Set problem
Each record below should be repeated precisely as written.

Given entries
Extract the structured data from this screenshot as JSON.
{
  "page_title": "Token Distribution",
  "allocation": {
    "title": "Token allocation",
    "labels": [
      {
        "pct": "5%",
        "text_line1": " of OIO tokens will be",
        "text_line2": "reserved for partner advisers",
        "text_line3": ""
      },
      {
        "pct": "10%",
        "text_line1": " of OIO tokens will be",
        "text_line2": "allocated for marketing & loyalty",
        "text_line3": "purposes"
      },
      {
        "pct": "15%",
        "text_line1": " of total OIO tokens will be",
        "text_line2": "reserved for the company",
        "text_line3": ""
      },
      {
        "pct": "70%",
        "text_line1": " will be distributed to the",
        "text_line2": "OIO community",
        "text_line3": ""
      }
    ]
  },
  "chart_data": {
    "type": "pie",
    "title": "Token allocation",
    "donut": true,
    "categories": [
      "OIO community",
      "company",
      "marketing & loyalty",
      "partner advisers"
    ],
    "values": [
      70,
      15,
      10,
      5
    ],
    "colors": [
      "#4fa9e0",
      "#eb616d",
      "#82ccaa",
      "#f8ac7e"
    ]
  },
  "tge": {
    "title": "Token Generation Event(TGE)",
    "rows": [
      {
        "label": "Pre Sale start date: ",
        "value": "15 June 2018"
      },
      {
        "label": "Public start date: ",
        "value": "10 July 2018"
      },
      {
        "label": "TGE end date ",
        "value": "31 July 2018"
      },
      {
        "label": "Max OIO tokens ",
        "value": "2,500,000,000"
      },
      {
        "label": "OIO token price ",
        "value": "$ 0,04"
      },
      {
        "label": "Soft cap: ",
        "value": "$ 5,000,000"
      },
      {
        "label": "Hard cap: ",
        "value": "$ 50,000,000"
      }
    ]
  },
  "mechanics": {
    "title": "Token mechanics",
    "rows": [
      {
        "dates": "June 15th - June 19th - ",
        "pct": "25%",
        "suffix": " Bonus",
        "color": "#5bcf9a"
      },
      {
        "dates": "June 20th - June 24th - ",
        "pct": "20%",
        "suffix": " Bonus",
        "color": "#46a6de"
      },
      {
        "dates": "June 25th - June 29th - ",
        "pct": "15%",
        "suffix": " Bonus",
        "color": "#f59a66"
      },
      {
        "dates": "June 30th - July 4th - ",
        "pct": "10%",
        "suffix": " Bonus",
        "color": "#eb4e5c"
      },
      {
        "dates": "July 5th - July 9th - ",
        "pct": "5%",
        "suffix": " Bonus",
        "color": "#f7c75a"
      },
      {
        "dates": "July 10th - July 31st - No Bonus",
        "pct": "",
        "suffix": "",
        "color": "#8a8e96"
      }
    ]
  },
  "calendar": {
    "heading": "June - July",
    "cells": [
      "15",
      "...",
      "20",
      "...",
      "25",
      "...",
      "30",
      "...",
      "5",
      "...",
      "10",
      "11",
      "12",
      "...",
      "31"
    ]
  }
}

Written reply
Extract the structured data from this screenshot as JSON.
{
  "page_title": "Token Distribution",
  "allocation": {
    "title": "Token allocation",
    "labels": [
      {
        "pct": "5%",
        "text_line1": " of OIO tokens will be",
        "text_line2": "reserved for partner advisers",
        "text_line3": ""
      },
      {
        "pct": "10%",
        "text_line1": " of OIO tokens will be",
        "text_line2": "allocated for marketing & loyalty",
        "text_line3": "purposes"
      },
      {
        "pct": "15%",
        "text_line1": " of total OIO tokens will be",
        "text_line2": "reserved for the company",
        "text_line3": ""
      },
      {
        "pct": "70%",
        "text_line1": " will be distributed to the",
        "text_line2": "OIO community",
        "text_line3": ""
      }
    ]
  },
  "chart_data": {
    "type": "pie",
    "title": "Token allocation",
    "donut": true,
    "categories": [
      "OIO community",
      "company",
      "marketing & loyalty",
      "partner advisers"
    ],
    "values": [
      70,
      15,
      10,
      5
    ],
    "colors": [
      "#4fa9e0",
      "#eb616d",
      "#82ccaa",
      "#f8ac7e"
    ]
  },
  "tge": {
    "title": "Token Generation Event(TGE)",
    "rows": [
      {
        "label": "Pre Sale start date: ",
        "value": "15 June 2018"
      },
      {
        "label": "Public start date: ",
        "value": "10 July 2018"
      },
      {
        "label": "TGE end date ",
        "value": "31 July 2018"
      },
      {
        "label": "Max OIO tokens ",
        "value": "2,500,000,000"
      },
      {
        "label": "OIO token price ",
        "value": "$ 0,04"
      },
      {
        "label": "Soft cap: ",
        "value": "$ 5,000,000"
      },
      {
        "label": "Hard cap: ",
        "value": "$ 50,000,000"
      }
    ]
  },
  "mechanics": {
    "title": "Token mechanics",
    "rows": [
      {
        "dates": "June 15th - June 19th - ",
        "pct": "25%",
        "suffix": " Bonus",
        "color": "#5bcf9a"
      },
      {
        "dates": "June 20th - June 24th - ",
        "pct": "20%",
        "suffix": " Bonus",
        "color": "#46a6de"
      },
      {
        "dates": "June 25th - June 29th - ",
        "pct": "15%",
        "suffix": " Bonus",
        "color": "#f59a66"
      },
      {
        "dates": "June 30th - July 4th - ",
        "pct": "10%",
        "suffix": " Bonus",
        "color": "#eb4e5c"
      },
      {
        "dates": "July 5th - July 9th - ",
        "pct": "5%",
        "suffix": " Bonus",
        "color": "#f7c75a"
      },
      {
        "dates": "July 10th - July 31st - No Bonus",
        "pct": "",
        "suffix": "",
        "color": "#8a8e96"
      }
    ]
  },
  "calendar": {
    "heading": "June - July",
    "cells": [
      "15",
      "...",
      "20",
      "...",
      "25",
      "...",
      "30",
      "...",
      "5",
      "...",
      "10",
      "11",
      "12",
      "...",
      "31"
    ]
  }
}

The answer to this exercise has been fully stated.